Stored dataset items
────
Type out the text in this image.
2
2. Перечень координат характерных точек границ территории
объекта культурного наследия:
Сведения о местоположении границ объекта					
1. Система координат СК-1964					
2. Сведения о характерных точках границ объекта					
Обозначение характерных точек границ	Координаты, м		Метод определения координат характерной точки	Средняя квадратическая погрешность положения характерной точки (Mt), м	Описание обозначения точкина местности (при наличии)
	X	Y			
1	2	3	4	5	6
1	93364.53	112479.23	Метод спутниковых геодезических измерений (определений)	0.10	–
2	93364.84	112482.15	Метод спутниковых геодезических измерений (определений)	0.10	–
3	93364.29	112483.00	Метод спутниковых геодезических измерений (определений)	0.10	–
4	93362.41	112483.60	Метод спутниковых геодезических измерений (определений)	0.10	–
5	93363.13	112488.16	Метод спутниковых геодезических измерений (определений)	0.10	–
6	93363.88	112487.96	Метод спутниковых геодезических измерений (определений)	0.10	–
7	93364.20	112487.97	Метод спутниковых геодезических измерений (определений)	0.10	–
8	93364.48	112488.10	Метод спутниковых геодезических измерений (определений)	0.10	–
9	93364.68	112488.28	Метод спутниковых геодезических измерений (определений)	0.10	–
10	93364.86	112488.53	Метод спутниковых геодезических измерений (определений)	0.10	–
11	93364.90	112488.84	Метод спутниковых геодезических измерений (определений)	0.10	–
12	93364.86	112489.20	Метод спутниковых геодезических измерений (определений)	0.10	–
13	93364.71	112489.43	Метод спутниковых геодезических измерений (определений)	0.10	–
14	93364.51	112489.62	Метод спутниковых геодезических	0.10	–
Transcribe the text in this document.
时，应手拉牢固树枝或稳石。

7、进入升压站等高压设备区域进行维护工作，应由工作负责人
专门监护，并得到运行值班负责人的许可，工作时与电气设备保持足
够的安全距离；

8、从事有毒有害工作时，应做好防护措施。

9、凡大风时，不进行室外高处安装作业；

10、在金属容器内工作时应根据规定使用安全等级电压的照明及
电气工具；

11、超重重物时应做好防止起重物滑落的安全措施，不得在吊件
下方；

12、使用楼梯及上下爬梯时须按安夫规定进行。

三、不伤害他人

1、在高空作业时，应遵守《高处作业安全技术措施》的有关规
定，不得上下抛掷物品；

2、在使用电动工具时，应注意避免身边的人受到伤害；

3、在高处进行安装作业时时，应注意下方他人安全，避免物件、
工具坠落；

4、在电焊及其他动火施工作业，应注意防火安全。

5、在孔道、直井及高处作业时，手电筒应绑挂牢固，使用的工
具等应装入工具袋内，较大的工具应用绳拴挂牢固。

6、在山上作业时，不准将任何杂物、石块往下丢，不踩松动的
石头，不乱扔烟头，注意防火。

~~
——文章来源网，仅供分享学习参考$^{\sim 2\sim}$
────
Copy out each line in the preceding records that contains "объекта".

THE REPLY
объекта культурного наследия:
Сведения о местоположении границ объекта					
2. Сведения о характерных точках границ объекта					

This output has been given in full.